Work to do —
Please update the material from its first line through the line containing "- x-tick-label: 2012: [417, 564, 470, 588]" by replacing "series-lines" with "series-paths", leaving everything else unchanged. Return only those lines.

───── Material supplied

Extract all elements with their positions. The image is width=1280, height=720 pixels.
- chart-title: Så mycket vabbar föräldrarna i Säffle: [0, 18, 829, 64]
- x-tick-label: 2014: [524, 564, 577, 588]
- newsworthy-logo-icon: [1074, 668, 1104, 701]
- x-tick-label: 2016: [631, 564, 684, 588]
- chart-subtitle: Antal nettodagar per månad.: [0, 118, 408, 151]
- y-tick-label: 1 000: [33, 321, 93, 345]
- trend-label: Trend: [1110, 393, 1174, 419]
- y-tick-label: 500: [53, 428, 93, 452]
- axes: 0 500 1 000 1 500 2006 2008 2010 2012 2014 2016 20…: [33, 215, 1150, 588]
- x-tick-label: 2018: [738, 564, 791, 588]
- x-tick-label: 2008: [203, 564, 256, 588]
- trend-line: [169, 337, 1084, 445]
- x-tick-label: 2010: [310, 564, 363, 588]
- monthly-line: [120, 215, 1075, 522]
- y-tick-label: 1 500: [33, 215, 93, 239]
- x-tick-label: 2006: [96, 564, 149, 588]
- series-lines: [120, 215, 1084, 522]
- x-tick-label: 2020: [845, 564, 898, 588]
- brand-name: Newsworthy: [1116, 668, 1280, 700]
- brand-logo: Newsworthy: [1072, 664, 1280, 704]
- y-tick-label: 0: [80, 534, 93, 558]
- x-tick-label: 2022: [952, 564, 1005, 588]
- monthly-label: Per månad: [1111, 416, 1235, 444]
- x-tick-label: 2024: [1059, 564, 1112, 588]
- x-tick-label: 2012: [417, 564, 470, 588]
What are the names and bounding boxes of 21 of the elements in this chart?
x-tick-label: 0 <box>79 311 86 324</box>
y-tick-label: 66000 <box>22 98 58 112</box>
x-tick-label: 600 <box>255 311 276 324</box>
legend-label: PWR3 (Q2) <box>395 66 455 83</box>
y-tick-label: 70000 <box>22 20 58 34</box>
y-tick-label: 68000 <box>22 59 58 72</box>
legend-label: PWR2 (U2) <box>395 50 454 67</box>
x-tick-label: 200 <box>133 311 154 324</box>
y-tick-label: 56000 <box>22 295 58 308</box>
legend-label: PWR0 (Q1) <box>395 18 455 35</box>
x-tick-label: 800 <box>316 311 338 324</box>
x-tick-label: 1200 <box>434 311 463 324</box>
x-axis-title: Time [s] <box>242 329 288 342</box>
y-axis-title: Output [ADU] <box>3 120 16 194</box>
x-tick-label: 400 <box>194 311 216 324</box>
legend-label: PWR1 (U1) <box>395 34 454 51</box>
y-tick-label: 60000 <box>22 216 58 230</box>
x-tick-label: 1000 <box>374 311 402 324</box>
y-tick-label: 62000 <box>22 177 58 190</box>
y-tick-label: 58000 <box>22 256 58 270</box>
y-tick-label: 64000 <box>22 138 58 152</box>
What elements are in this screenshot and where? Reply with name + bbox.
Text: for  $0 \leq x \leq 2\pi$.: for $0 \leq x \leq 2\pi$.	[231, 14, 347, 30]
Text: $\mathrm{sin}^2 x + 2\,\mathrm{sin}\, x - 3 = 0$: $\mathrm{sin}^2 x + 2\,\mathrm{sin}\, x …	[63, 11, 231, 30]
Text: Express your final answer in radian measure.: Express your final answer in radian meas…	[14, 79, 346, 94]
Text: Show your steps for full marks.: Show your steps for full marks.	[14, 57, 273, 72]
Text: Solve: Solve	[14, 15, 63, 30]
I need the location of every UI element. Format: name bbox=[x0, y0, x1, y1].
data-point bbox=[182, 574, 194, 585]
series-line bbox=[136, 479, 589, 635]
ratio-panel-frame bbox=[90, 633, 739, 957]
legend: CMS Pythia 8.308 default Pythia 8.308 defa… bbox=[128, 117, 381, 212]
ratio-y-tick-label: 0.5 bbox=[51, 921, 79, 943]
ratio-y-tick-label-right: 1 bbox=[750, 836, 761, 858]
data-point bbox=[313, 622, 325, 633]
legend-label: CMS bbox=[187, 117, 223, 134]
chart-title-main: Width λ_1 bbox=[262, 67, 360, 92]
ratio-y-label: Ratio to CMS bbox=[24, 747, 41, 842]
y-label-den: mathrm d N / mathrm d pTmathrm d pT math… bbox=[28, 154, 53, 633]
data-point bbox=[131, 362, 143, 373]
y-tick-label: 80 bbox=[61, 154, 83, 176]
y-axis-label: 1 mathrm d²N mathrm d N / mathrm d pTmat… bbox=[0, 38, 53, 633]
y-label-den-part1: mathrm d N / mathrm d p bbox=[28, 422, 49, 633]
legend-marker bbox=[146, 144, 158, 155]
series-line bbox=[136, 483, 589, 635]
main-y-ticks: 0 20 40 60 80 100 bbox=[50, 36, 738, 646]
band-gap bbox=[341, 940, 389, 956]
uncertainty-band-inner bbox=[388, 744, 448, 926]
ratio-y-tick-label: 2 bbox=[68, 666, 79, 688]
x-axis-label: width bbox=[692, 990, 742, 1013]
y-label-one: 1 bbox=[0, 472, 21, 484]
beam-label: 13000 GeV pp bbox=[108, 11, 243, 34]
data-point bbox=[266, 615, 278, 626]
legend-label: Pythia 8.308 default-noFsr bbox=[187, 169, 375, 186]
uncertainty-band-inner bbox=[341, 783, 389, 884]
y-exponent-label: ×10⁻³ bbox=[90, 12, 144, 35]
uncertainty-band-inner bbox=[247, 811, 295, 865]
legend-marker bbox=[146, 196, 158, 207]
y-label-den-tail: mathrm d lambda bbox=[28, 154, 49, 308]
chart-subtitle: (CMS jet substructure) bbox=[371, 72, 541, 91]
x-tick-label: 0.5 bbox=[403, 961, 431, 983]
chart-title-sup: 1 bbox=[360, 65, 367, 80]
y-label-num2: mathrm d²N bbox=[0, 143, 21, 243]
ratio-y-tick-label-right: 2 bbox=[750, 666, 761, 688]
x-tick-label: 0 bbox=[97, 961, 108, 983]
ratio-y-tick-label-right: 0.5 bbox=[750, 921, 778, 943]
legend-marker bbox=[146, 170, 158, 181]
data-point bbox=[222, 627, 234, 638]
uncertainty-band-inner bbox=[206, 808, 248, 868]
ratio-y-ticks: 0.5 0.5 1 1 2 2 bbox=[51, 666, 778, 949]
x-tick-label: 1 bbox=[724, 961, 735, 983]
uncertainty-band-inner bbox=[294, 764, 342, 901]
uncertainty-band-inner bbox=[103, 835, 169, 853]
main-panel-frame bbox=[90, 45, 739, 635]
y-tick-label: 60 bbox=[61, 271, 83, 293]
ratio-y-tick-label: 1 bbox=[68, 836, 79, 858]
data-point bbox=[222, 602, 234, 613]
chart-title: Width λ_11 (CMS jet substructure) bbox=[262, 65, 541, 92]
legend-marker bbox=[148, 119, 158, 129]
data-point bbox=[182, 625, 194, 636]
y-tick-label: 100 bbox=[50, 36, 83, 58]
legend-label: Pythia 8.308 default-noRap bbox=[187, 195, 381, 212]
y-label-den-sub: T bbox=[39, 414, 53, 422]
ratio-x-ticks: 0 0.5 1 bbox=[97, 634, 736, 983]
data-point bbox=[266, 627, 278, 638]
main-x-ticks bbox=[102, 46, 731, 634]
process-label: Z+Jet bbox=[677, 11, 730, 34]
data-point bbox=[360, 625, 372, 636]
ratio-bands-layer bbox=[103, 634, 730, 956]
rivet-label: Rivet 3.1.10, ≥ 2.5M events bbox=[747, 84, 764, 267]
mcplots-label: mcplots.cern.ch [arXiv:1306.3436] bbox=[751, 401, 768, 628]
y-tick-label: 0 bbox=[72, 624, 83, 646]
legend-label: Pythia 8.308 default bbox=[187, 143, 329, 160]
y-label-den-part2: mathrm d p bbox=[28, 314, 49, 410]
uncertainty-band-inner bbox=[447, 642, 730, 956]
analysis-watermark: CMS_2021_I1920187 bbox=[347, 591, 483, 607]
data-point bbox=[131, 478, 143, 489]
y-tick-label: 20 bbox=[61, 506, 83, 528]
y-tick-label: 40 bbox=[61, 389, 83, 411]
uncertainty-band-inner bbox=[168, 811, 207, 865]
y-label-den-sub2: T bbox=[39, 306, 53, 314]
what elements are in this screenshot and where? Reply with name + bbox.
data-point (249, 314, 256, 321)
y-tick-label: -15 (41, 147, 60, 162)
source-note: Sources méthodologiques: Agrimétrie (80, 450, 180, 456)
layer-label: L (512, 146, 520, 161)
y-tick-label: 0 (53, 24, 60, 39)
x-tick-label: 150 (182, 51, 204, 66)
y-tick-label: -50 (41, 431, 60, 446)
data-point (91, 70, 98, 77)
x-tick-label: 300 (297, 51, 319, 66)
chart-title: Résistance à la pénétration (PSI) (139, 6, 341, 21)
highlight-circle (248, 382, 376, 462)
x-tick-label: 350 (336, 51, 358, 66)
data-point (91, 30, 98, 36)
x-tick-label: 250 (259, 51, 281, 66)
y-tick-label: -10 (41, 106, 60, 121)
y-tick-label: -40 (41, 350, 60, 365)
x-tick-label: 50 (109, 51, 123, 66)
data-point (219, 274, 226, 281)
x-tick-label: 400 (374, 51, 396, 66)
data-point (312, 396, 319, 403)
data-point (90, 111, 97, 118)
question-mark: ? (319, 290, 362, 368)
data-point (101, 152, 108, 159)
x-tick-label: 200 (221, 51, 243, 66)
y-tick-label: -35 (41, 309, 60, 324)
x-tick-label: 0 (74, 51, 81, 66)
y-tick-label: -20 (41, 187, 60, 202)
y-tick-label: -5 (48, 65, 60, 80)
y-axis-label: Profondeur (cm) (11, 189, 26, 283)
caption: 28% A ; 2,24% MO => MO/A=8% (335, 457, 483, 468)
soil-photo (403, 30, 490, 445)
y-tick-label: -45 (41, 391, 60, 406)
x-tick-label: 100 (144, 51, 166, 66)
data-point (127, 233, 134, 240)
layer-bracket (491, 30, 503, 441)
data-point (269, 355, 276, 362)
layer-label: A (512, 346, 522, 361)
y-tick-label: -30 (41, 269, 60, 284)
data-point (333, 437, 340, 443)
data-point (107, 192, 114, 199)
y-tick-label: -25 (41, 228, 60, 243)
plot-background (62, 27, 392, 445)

──────────

Answer to the task —
Extract all elements with their positions. The image is width=1280, height=720 pixels.
- chart-title: Så mycket vabbar föräldrarna i Säffle: [0, 18, 829, 64]
- x-tick-label: 2014: [524, 564, 577, 588]
- newsworthy-logo-icon: [1074, 668, 1104, 701]
- x-tick-label: 2016: [631, 564, 684, 588]
- chart-subtitle: Antal nettodagar per månad.: [0, 118, 408, 151]
- y-tick-label: 1 000: [33, 321, 93, 345]
- trend-label: Trend: [1110, 393, 1174, 419]
- y-tick-label: 500: [53, 428, 93, 452]
- axes: 0 500 1 000 1 500 2006 2008 2010 2012 2014 2016 20…: [33, 215, 1150, 588]
- x-tick-label: 2018: [738, 564, 791, 588]
- x-tick-label: 2008: [203, 564, 256, 588]
- trend-line: [169, 337, 1084, 445]
- x-tick-label: 2010: [310, 564, 363, 588]
- monthly-line: [120, 215, 1075, 522]
- y-tick-label: 1 500: [33, 215, 93, 239]
- x-tick-label: 2006: [96, 564, 149, 588]
- series-paths: [120, 215, 1084, 522]
- x-tick-label: 2020: [845, 564, 898, 588]
- brand-name: Newsworthy: [1116, 668, 1280, 700]
- brand-logo: Newsworthy: [1072, 664, 1280, 704]
- y-tick-label: 0: [80, 534, 93, 558]
- x-tick-label: 2022: [952, 564, 1005, 588]
- monthly-label: Per månad: [1111, 416, 1235, 444]
- x-tick-label: 2024: [1059, 564, 1112, 588]
- x-tick-label: 2012: [417, 564, 470, 588]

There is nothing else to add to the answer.